**GIVEN TEXT**
Grenell said, “@GavinNewsom needs to be asked if his team did this on purpose. This is cheating.”

In California’s recall election, voters first must vote Yes or No to determine by majority whether Newsom should be recalled. If they vote Yes, they must select the candidate they wish to see elected. Front-running Conservative candidate Larry Elder is notably placed on the back of the ballot. 

The woman demonstrates in her video how any regular voter who fills out “Yes” to the recall question and places the ballot in its envelope in a normal fashion based on the pre-folding of the absentee ballot will have their choice made clearly visible through two holes that are pre-punched into the envelope. 

“You can see if someone, from the outside of the mail-in ballot, you can see if somebody has voted yes to recall Newsom. This is very sketchy and irresponsible in my opinion, but this is asking for fraud,” says the woman in the video during her demonstration.

The Los Angeles County Clerk defended the envelope design on Twitter, stating, “This has been part of the envelope design for years. The holes serve both an accessibility purpose and a quality assurance purpose after the fact to validate no voted ballots are left unprocessed; an established, recommended practice.”

Grenell challenged the Clerk, “Assurance that someone can see who voted YES to recall @GavinNewsom so someone can toss that ballot?”

The Clerk’s office told Fox News in an additional statement that the holes were recommended by “civic design consultants” in order to, “Assist with accessibility for low vision voters to locate where to sign the envelope and to ensure no ballots were missed and left in envelopes once our office has received and processed them.”

Fox also said they examined an absentee ballot from San Luis Obispo County and “did not see the same design” while managing editor for Red State, Jennifer Van Laar, said on Twitter that one of her staffers in LA County “said their ballot isn’t like that.”

The discrepancy between envelope designs harkens back to a major issue of absentee ballot integrity uncovered in Georgia during the Nov. 3 Presidential Election. 

On Dec. 30, 2020, Jovan Hutton Pulitzer, an inventor with 200 patents in the field of machine readable code, such as QR codes, demonstrated during a presentation to the Georgia Senate Judiciary Committee Subcommittee on Elections that absentee ballots provided to different precincts in Fulton County had different printed features that would affect how automated voting machines would scan and tabulate the votes.

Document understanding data
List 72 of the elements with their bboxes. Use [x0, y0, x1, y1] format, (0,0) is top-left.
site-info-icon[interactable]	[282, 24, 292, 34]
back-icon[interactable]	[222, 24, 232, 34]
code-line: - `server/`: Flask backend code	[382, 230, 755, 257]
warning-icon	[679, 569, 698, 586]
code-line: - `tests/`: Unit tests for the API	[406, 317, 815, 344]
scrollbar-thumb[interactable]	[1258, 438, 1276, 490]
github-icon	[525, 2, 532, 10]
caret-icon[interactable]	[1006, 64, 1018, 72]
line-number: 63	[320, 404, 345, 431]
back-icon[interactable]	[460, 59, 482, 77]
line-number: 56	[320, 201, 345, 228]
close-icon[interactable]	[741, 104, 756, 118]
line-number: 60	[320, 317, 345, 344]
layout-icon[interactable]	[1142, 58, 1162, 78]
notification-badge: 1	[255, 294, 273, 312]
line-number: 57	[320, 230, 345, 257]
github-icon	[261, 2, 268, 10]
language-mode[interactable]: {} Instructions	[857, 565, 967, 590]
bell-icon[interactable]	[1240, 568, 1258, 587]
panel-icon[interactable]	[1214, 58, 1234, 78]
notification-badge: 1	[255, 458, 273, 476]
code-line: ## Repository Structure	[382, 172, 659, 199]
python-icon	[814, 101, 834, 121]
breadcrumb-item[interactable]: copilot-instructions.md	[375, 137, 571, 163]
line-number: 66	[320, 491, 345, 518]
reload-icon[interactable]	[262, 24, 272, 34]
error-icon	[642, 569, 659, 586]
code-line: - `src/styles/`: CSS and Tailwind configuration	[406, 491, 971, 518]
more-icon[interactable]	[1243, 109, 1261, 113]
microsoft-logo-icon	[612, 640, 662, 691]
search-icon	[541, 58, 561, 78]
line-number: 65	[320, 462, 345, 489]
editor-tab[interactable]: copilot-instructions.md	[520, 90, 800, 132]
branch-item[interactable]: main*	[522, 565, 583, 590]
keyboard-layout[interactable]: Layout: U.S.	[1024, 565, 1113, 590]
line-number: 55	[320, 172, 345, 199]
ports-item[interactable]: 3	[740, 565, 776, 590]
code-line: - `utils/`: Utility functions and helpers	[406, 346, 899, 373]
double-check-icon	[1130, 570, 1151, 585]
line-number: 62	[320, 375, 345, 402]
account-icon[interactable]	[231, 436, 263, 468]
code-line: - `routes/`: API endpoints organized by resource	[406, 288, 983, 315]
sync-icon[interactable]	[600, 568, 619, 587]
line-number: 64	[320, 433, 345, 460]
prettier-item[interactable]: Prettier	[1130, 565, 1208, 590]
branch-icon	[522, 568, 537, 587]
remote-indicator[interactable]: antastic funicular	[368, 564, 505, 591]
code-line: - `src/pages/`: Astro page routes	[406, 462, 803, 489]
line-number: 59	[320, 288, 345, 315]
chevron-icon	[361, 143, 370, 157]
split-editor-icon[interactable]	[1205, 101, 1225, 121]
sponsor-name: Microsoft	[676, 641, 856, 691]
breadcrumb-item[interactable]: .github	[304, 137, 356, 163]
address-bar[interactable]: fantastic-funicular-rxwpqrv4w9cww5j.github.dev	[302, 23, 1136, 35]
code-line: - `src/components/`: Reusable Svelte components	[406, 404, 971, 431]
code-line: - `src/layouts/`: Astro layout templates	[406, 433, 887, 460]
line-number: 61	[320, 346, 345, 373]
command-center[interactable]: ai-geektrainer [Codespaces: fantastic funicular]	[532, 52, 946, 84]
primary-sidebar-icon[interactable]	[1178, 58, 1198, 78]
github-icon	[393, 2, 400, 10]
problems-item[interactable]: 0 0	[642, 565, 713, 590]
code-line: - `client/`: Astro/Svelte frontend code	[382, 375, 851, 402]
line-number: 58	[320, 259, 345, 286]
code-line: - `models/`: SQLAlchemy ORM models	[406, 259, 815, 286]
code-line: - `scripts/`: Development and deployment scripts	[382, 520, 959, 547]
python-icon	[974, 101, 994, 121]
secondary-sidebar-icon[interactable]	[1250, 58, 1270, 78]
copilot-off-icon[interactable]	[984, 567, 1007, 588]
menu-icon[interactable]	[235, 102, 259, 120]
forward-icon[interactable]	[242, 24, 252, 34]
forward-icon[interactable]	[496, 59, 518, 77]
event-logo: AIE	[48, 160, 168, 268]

**ACTIONS TO TAKE**
(A) Rewrite the part of the recall ballot article that starts at the words "The woman demonstrates" and ends after "during her demonstration.", swapping "woman" for "resident".
(B) Extend the recall ballot article past its final sentence.

**SOLVED TASKS**
(A)
The resident demonstrates in her video how any regular voter who fills out “Yes” to the recall question and places the ballot in its envelope in a normal fashion based on the pre-folding of the absentee ballot will have their choice made clearly visible through two holes that are pre-punched into the envelope. 

“You can see if someone, from the outside of the mail-in ballot, you can see if somebody has voted yes to recall Newsom. This is very sketchy and irresponsible in my opinion, but this is asking for fraud,” says the resident in the video during her demonstration.

(B)
In some cases, ballots sent to one precinct had a barcode in the top right that was designed to verify specific details in order to cross check against voter signatures. In others, this barcode was missing. More concerningly, Pulitzer demonstrated the “registration,” or the alignment, of the magnetic ink guidance lines surrounding the ballot that tell automated tabulators where to look for a voter’s inputs were blurred or out of alignment on ballots sent to some precincts, but perfect in others.

The magnetic ink on the mail-in ballots works on the same principle as the special characters surrounding the account number of the bottom of a personal or business check. If the magnetic ink is missing or out of alignment, the check will not scan and will have to be adjudicated by a human being.

In his testimony, Pulitzer said scanning a ballot was, “As simple as scanning a loaf of bread at the grocery store.”

Criticizing the quality standards he discovered in his analysis, Pulitzer continued, “What’s sad about this is we’re not even performing at standards we expect out of grocery stores. We’re not even performing at standards that you would accept from your online purchase. When you fill that shopping cart, you expect that shopping cart to be exactly what you chose. If you had a problem with Amazon because they shipped you 20 things you don’t need but still charged you, you would be on the phone to Amazon complaining. They would have to audit it, figure it out, and make it right.”

“But we don’t do this in elections? We play hide and seek with documents? We don’t turn documents over?” he questioned rhetorically.